Instruction
Which lines hold the word "Factor"? Show each of them.

Start of Information provided

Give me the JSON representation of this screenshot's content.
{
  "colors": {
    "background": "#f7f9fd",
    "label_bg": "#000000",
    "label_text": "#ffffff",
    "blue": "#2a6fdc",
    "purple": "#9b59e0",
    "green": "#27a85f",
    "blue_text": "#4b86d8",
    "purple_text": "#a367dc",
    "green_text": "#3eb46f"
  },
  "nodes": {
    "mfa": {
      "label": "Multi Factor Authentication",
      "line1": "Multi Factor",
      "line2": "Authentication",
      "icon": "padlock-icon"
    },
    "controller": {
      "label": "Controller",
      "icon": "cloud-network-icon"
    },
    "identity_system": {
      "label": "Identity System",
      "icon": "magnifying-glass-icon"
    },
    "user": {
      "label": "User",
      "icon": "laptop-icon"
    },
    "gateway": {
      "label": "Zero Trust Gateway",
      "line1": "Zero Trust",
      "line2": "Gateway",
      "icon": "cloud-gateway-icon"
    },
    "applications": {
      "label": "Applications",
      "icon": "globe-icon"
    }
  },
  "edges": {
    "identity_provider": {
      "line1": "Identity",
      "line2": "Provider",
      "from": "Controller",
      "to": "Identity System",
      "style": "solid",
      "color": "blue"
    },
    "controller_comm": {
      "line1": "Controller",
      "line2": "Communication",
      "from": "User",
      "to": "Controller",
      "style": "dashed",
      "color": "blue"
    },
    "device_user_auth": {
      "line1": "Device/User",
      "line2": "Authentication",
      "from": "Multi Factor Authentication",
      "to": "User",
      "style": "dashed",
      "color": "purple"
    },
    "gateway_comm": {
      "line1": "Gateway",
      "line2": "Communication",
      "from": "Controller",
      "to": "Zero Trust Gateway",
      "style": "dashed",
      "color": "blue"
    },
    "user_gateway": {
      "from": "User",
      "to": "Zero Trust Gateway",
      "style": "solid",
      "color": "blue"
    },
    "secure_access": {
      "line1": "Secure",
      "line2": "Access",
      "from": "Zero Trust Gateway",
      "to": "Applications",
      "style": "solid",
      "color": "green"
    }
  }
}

End of Information provided

Response
      "label": "Multi Factor Authentication",
      "line1": "Multi Factor",
      "from": "Multi Factor Authentication",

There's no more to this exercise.